Reproduce the data below in full and exclude every picture.
=== Exercise material ===
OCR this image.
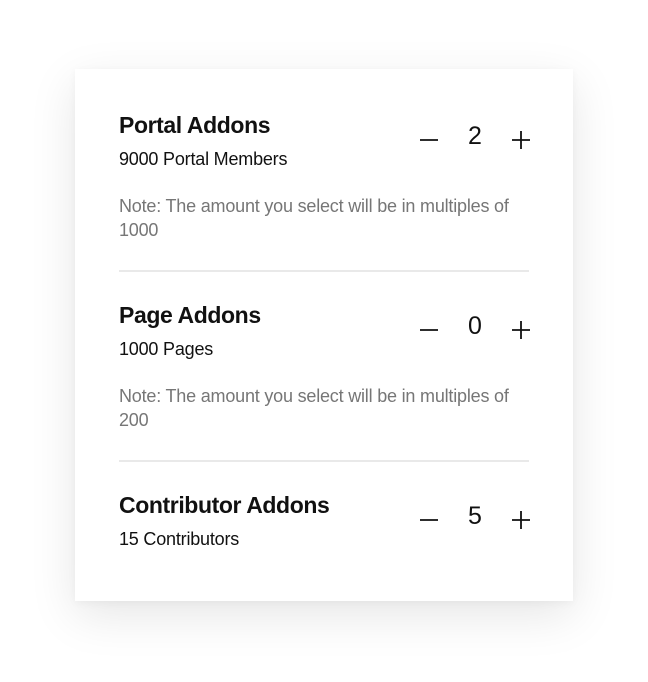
Portal Addons
9000 Portal Members
2
Note: The amount you select will be in multiples of 1000
Page Addons
1000 Pages
0
Note: The amount you select will be in multiples of 200
Contributor Addons
15 Contributors
5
===
= Task output =
OCR this image.
Portal Addons
9000 Portal Members
2
Note: The amount you select will be in multiples of 1000
Page Addons
1000 Pages
0
Note: The amount you select will be in multiples of 200
Contributor Addons
15 Contributors
5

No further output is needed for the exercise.